═══ Texto para analizar ═══

Siempre soñé vivir en un apartamento minimalista como esos que salen en las revistas de decoración catalanas: grandes espacios con escasos muebles de líneas audaces y en las blancas paredes, una obra de arte abstracta. Mi realidad de globalizada madre de tres niños contrasta dramáticamente con mis sueños: en una esquina los juegos de video y computadora, en otra, la cocinita con su comida de plástico; regados por todos lados: pelotas, carritos, tacos, jugueticos de Mac Donald, legos y muñecas con el pelo trasquilado. Decenas de Barbies que alguna vez fueron glamorosas yacen desnudas en una cesta. Los Ken se confunden con los Max Steel preparándose para una guerra sin cuartel contra los sufridos padres que no logramos comprender porqué, en medio de una crisis económica en la que se nos hace cuesta arriba pagar desde el colegio hasta la ortodoncia de nuestros hijos, los muy consentidos tienen más juguetes que Ricky Ricón.

═══ Material proporcionado ═══

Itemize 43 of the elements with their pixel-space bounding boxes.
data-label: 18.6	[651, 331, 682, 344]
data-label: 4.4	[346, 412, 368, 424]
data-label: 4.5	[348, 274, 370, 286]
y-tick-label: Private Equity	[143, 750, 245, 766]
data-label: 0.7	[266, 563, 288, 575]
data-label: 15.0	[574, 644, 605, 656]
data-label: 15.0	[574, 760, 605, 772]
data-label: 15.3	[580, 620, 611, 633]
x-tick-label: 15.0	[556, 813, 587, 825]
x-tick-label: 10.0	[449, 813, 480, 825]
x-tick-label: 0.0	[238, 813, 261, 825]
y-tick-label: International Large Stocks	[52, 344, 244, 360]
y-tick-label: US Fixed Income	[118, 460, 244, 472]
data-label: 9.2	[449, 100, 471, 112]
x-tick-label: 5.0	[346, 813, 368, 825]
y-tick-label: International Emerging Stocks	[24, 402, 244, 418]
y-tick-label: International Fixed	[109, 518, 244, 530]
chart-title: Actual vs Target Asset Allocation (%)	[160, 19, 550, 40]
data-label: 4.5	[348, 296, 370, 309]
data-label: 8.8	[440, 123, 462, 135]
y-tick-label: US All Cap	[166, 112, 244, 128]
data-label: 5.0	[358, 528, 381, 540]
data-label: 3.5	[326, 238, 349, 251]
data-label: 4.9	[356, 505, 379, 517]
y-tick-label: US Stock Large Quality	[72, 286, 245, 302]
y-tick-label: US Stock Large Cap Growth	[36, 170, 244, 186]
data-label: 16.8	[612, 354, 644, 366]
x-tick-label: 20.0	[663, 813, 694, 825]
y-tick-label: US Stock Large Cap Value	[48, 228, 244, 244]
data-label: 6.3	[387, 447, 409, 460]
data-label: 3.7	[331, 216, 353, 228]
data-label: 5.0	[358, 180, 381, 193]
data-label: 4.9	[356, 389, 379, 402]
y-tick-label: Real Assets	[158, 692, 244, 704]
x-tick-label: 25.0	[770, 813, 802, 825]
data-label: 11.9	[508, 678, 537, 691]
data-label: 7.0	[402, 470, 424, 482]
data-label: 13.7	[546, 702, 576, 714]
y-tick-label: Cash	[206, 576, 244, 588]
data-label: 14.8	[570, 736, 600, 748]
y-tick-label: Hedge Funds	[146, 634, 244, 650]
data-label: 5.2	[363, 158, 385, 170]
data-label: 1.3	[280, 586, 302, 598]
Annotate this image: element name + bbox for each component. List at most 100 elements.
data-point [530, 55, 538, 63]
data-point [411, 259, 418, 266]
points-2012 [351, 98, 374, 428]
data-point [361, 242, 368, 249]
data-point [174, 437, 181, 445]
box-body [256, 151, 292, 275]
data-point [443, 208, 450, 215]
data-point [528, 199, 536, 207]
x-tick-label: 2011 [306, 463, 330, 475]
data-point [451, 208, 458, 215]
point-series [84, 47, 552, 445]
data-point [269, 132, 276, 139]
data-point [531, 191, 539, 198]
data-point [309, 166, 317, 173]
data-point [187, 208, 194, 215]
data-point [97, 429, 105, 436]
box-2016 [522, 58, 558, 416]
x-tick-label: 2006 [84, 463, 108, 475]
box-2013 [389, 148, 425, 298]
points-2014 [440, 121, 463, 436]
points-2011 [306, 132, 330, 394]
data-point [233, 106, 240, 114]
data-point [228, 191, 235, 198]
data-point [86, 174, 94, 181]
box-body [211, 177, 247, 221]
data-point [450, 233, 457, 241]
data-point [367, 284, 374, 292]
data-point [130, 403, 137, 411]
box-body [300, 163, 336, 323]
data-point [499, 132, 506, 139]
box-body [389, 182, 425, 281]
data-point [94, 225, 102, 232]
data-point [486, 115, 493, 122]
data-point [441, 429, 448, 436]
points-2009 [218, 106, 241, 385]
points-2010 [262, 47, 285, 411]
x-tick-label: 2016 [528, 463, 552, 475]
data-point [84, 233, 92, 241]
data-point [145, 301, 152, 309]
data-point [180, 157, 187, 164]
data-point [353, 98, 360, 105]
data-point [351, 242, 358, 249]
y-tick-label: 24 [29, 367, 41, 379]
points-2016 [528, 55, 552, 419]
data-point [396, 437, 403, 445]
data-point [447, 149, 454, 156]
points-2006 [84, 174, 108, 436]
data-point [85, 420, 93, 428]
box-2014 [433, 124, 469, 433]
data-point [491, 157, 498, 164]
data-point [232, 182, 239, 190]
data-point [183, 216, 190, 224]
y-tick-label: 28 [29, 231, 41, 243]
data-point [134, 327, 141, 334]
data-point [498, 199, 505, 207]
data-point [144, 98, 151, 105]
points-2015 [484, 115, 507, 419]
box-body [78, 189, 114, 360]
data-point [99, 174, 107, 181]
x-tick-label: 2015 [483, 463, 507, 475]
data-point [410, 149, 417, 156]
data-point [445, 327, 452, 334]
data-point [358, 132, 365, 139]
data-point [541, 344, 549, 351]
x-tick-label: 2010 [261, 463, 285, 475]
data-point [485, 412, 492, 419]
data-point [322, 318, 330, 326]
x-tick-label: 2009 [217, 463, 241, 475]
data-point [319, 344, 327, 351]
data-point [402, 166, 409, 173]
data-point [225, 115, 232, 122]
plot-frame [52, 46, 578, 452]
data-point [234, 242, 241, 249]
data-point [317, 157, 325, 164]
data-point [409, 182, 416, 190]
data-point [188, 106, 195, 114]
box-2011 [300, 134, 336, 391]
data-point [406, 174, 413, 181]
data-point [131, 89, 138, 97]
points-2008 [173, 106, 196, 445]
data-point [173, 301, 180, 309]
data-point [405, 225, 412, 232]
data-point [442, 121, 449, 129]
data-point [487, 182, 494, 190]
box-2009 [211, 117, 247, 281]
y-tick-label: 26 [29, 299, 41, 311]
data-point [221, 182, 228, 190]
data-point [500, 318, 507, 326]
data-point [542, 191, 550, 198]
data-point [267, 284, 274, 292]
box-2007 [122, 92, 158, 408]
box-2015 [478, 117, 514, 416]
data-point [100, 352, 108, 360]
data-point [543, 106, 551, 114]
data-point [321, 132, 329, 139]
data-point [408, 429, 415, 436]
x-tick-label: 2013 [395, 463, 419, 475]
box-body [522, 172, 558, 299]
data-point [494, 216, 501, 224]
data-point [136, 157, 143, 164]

═══

Instrucciones —
1. En el texto sobre los juguetes de los niños, ¿qué hay dentro de la cesta?
2. Sigue escribiendo el texto sobre los juguetes de los niños a partir de su última oración.
El listado viene de otra fuente.

Respuestas por tarea —
1. Decenas de Barbies que alguna vez fueron glamorosas, ahora desnudas.

2.
Qué diferente esta orgía de juguetes a mi infancia no tan lejana en una Caracas en la cual la violencia no reinaba, los niños teníamos jardines donde jugar y mucha calle donde montar patines y bicicleta. Quizás porque el encierro no era una necesidad, la tecnología un imperio y el consumismo aún no se había desbordado, mis juguetes eran menos numerosos que los de mis hijos: muñecas de trapo y de papel, suplementos, libros, muchos libros, rompecabezas, un batimóvil que sobrevivió las impericias de cuatro hermanos, y una Barbie, tan sólo una.
En el siglo XXI la conciencia pica, unos niños con tanto y otros tan desposeídos. Unos recibieron más Yu Gi Hos el Día de Reyes mientras otros lo celebraron vendiendo calcomanías y limpiando parabrisas. A unos se les consiente todos los días y otros sólo son recordados en las promesas electorales. Algunas madres generosas recogen muñecas tuertas, carritos sin ruedas, creyones sin punta, los ponen en una caja y los regalan a instituciones benéficas, sin saber, las pobres, que ahí sobran las muñecas tuertas y los carritos sin ruedas pero faltan alimentos, lencería, medicinas, y especialmente hogares confortables como el que construye Fundana para 80 pequeñines en Colina de los Ruices.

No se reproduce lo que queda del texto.